## AIM
Exclude the pictures and return every line exactly as written.

## EXTRACTED DATA
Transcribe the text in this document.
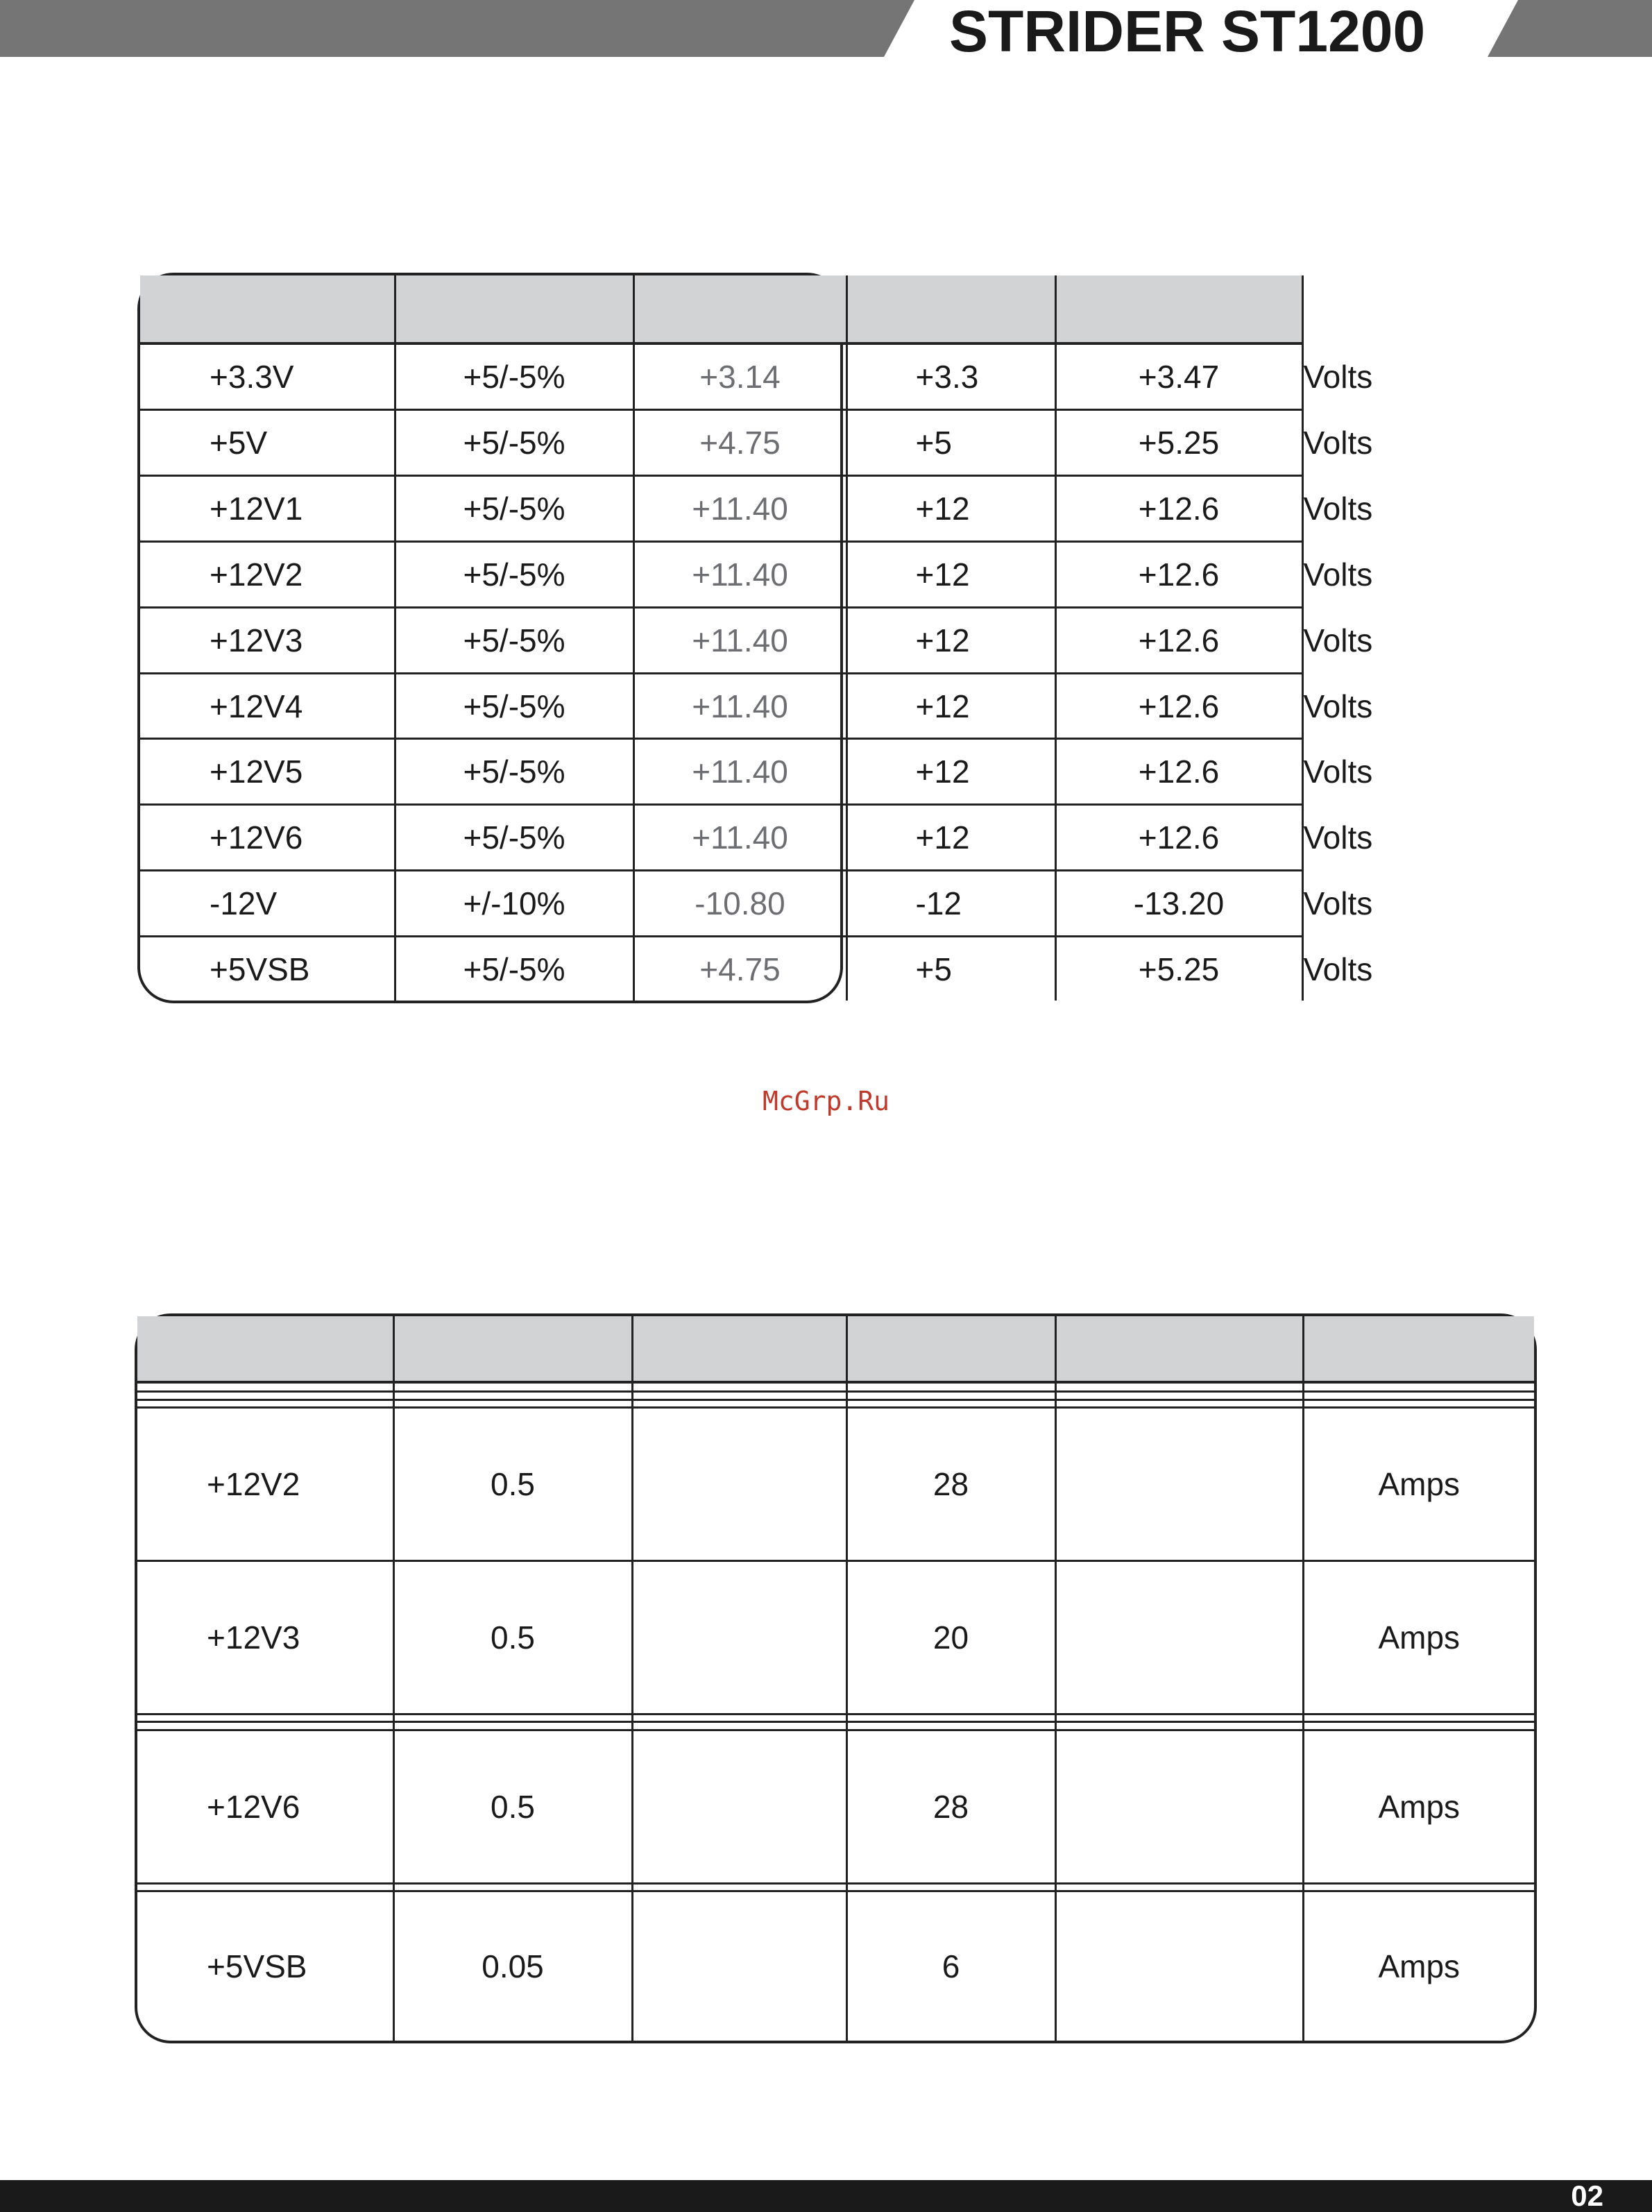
STRIDER ST1200

+3.3V	+5/-5%	+3.14	+3.3	+3.47	Volts
+5V	+5/-5%	+4.75	+5	+5.25	Volts
+12V1	+5/-5%	+11.40	+12	+12.6	Volts
+12V2	+5/-5%	+11.40	+12	+12.6	Volts
+12V3	+5/-5%	+11.40	+12	+12.6	Volts
+12V4	+5/-5%	+11.40	+12	+12.6	Volts
+12V5	+5/-5%	+11.40	+12	+12.6	Volts
+12V6	+5/-5%	+11.40	+12	+12.6	Volts
-12V	+/-10%	-10.80	-12	-13.20	Volts
+5VSB	+5/-5%	+4.75	+5	+5.25	Volts
McGrp.Ru

+12V2	0.5		28		Amps
+12V3	0.5		20		Amps

+12V6	0.5		28		Amps

+5VSB	0.05		6		Amps
02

## WRITTEN ANSWER
Transcribe the text in this document.
STRIDER ST1200

+3.3V	+5/-5%	+3.14	+3.3	+3.47	Volts
+5V	+5/-5%	+4.75	+5	+5.25	Volts
+12V1	+5/-5%	+11.40	+12	+12.6	Volts
+12V2	+5/-5%	+11.40	+12	+12.6	Volts
+12V3	+5/-5%	+11.40	+12	+12.6	Volts
+12V4	+5/-5%	+11.40	+12	+12.6	Volts
+12V5	+5/-5%	+11.40	+12	+12.6	Volts
+12V6	+5/-5%	+11.40	+12	+12.6	Volts
-12V	+/-10%	-10.80	-12	-13.20	Volts
+5VSB	+5/-5%	+4.75	+5	+5.25	Volts
McGrp.Ru

+12V2	0.5		28		Amps
+12V3	0.5		20		Amps

+12V6	0.5		28		Amps

+5VSB	0.05		6		Amps
02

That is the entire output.